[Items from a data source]
[BEGIN]

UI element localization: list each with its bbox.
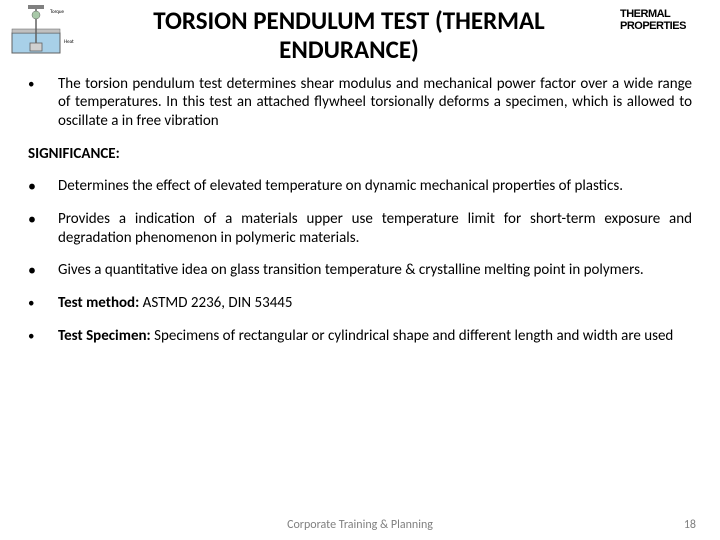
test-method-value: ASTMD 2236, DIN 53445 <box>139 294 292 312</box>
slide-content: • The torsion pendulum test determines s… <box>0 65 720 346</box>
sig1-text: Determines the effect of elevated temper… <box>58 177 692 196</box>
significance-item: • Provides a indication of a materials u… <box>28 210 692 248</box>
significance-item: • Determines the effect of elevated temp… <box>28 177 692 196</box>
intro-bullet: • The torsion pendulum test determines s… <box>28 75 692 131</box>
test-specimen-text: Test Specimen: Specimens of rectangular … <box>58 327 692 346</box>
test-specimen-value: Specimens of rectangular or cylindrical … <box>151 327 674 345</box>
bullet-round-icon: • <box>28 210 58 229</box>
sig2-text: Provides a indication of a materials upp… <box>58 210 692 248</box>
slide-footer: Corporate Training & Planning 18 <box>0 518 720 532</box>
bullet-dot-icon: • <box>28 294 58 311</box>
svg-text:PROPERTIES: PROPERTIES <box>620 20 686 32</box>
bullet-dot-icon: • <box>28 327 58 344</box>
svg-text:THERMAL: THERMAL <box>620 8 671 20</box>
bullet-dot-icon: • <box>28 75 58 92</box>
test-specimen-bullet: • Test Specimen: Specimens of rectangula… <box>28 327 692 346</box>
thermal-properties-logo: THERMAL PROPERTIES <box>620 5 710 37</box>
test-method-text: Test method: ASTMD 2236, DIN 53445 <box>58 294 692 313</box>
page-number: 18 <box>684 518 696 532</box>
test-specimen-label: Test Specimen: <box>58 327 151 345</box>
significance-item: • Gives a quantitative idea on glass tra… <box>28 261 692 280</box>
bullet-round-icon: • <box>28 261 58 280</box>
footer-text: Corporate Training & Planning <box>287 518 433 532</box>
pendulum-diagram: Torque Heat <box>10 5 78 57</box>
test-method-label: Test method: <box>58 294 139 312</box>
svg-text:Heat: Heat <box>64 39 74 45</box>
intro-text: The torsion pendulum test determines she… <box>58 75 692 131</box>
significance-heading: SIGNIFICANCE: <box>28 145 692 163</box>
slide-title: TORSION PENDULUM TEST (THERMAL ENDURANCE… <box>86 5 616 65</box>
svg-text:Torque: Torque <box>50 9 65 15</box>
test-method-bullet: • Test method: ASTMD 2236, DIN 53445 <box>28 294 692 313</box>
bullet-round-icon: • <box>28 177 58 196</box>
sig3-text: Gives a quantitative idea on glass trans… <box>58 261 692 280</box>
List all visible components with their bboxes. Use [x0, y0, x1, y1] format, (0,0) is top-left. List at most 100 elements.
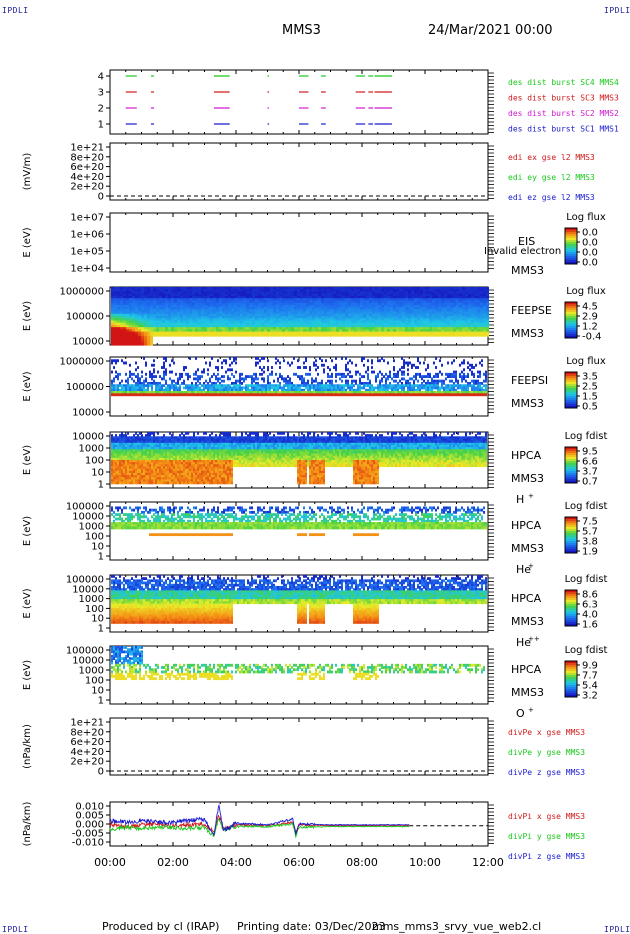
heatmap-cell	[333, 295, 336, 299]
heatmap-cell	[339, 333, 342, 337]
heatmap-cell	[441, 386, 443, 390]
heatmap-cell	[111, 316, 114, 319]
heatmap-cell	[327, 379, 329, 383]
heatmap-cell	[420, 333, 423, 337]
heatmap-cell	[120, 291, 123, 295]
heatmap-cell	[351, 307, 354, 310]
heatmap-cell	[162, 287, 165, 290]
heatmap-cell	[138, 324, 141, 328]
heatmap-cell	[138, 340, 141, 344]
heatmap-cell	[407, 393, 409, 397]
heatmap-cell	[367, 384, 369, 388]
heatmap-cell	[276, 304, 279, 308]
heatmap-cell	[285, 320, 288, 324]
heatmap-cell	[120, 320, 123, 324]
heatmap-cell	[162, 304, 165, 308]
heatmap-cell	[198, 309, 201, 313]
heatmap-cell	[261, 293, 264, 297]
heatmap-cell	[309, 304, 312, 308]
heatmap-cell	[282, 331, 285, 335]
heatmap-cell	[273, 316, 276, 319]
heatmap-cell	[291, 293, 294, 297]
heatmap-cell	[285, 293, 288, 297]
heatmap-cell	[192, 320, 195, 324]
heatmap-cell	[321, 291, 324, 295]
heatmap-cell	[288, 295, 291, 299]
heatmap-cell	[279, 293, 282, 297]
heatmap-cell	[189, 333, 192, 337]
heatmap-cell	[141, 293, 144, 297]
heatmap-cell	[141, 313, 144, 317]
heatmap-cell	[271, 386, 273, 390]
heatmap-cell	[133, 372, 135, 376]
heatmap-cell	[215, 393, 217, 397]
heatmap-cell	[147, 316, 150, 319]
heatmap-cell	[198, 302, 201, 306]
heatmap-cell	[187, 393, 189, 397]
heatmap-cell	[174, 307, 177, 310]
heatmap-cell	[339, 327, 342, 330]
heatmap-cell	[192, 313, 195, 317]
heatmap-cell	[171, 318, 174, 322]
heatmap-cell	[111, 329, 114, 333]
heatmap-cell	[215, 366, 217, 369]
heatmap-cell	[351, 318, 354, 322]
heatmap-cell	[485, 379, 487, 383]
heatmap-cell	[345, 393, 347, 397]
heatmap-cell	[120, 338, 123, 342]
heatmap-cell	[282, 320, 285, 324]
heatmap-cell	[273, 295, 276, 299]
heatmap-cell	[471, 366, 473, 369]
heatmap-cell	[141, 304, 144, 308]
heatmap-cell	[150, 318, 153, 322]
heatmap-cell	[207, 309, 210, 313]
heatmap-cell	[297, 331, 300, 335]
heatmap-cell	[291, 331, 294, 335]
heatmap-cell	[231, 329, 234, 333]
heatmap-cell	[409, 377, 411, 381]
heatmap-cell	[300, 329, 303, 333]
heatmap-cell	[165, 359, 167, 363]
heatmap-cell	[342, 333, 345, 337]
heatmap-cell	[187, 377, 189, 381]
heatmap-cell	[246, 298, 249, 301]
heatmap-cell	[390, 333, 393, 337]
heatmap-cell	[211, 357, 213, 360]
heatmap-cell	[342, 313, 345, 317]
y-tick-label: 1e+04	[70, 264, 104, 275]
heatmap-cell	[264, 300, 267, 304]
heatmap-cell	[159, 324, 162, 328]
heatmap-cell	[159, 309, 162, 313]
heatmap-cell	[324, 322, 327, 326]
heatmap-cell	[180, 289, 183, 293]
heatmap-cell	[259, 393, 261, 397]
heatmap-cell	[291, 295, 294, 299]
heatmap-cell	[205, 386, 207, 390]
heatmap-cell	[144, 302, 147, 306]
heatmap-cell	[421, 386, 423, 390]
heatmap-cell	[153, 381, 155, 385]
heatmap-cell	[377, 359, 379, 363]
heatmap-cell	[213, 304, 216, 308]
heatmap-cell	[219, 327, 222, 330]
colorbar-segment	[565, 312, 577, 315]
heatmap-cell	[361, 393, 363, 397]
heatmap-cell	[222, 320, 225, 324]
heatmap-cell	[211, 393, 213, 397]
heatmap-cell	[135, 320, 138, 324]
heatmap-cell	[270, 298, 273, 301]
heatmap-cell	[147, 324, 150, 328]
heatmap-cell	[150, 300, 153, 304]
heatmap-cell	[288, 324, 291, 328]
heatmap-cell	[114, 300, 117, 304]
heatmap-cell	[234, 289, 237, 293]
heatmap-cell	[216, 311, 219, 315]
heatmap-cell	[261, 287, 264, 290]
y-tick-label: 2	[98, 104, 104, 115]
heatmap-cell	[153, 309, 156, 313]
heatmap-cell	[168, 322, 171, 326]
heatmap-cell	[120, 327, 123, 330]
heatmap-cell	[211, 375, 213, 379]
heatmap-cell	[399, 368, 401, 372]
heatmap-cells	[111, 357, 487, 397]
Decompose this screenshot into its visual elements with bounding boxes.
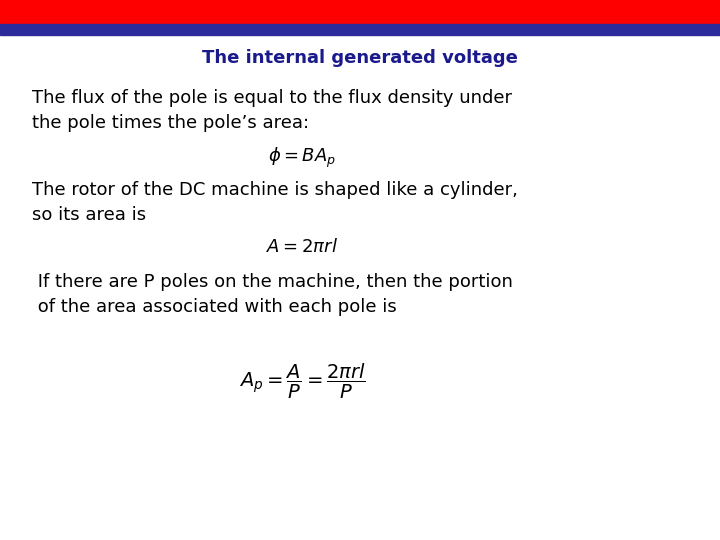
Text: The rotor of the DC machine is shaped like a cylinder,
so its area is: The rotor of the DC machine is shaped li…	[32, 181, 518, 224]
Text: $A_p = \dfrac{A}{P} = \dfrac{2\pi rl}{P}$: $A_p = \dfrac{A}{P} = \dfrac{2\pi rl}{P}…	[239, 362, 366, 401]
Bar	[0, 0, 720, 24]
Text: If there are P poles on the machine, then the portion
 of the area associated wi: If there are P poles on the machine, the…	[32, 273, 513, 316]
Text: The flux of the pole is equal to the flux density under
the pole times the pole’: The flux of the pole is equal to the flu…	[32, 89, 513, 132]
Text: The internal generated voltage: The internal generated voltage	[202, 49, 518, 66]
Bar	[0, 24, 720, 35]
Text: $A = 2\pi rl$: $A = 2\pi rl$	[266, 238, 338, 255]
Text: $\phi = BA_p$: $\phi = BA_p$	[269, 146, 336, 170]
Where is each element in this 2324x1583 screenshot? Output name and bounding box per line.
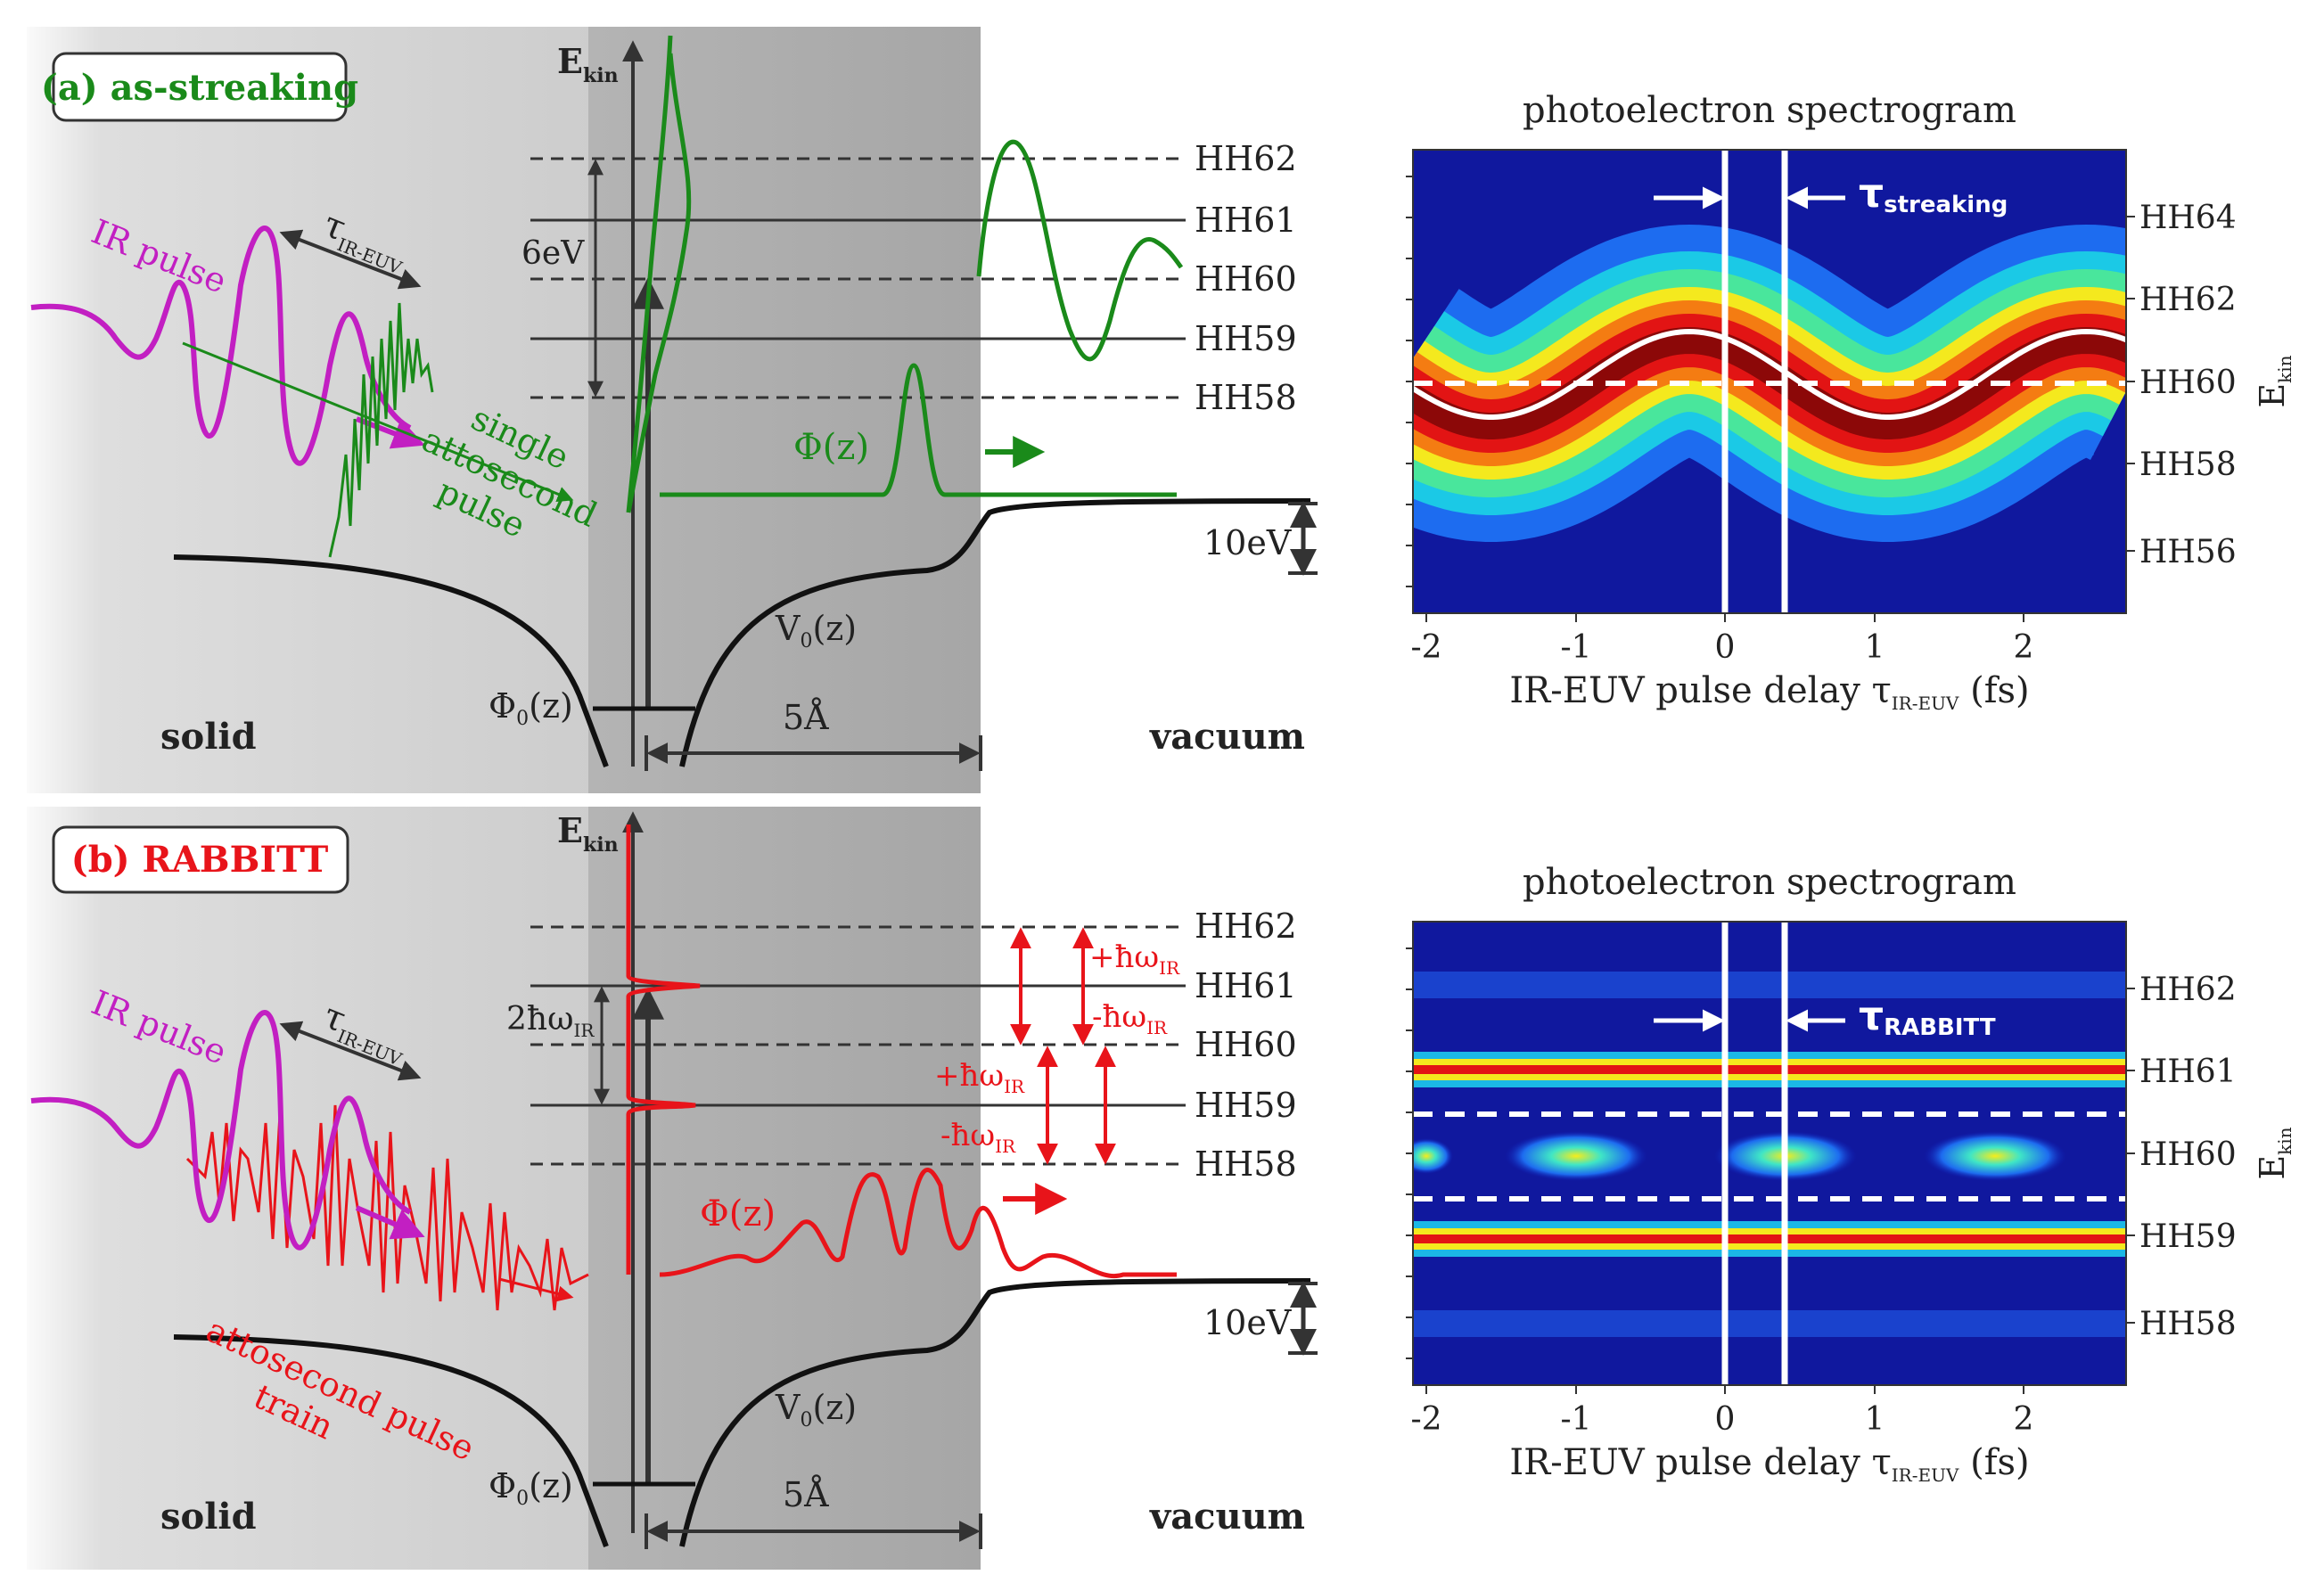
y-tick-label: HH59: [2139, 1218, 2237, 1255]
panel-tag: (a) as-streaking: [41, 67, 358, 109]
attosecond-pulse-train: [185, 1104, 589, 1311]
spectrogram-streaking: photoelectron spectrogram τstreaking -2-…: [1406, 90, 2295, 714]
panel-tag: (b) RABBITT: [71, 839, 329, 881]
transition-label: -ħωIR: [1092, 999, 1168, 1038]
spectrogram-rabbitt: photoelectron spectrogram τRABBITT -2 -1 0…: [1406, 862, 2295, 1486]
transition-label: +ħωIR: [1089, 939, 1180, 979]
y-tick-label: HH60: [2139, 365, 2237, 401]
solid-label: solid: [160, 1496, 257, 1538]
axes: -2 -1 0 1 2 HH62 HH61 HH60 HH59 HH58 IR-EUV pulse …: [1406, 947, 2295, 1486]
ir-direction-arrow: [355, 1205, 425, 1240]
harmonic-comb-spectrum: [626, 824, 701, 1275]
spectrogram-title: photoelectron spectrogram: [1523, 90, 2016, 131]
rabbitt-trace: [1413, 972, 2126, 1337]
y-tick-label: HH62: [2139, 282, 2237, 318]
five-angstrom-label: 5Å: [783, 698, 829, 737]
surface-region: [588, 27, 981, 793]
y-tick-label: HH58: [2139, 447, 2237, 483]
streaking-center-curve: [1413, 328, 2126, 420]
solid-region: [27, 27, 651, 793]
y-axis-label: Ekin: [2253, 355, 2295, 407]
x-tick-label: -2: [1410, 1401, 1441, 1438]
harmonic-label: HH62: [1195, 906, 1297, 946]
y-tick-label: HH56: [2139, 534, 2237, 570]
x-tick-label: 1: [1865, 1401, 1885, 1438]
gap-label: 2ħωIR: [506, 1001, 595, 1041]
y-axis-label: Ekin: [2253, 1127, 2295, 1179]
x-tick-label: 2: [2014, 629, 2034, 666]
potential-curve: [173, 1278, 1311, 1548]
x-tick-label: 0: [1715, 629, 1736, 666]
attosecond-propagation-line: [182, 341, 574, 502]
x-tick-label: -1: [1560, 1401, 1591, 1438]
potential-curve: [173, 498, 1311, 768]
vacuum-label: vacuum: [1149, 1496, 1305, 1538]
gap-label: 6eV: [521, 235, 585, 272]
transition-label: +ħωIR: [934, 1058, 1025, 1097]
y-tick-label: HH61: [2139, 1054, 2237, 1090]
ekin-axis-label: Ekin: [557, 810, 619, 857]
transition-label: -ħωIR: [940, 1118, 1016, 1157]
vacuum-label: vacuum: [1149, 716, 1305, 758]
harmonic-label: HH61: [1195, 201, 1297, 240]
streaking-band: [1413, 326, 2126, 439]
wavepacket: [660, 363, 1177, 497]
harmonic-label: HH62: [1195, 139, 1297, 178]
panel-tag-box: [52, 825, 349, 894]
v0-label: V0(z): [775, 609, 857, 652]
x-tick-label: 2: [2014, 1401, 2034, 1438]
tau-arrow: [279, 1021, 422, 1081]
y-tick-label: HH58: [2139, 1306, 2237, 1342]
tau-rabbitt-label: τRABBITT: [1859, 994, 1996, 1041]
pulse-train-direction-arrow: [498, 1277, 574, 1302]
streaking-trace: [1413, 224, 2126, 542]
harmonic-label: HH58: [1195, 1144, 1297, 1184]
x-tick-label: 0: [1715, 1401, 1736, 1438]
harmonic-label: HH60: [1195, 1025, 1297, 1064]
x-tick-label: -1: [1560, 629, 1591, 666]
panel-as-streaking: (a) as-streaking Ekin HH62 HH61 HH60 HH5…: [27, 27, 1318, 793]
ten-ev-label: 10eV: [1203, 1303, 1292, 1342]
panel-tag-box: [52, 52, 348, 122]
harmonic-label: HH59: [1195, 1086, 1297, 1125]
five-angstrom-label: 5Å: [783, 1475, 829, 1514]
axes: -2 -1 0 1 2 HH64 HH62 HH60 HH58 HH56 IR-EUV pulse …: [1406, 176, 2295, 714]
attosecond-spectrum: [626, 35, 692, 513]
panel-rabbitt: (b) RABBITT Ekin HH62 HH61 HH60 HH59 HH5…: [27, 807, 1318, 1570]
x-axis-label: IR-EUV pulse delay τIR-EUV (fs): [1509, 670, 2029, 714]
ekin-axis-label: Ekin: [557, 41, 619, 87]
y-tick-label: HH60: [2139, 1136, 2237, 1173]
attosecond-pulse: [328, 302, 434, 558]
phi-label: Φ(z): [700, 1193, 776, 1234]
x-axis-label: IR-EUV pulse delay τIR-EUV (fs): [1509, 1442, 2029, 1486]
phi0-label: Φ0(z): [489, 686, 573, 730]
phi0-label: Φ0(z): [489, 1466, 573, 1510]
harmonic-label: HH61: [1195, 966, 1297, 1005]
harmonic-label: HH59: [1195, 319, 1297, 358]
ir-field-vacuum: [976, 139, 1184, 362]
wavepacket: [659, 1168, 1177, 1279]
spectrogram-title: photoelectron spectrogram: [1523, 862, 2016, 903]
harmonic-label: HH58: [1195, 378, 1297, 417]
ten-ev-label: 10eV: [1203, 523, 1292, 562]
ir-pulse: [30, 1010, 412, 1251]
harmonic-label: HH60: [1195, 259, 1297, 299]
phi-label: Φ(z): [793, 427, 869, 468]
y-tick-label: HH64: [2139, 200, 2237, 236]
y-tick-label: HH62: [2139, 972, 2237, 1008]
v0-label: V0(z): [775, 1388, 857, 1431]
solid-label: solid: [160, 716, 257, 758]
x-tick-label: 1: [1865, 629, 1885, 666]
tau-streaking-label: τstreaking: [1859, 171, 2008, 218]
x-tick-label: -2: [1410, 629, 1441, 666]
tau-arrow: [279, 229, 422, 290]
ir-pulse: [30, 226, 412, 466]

[END]

▶ **WHAT THE EXERCISE ASKS**
Pull out every line in the material above that contains the word "Provides".

▶ **FINAL RESULT**
significance-item: • Provides a indication of a materials u… <box>28 210 692 248</box>
sig2-text: Provides a indication of a materials upp… <box>58 210 692 248</box>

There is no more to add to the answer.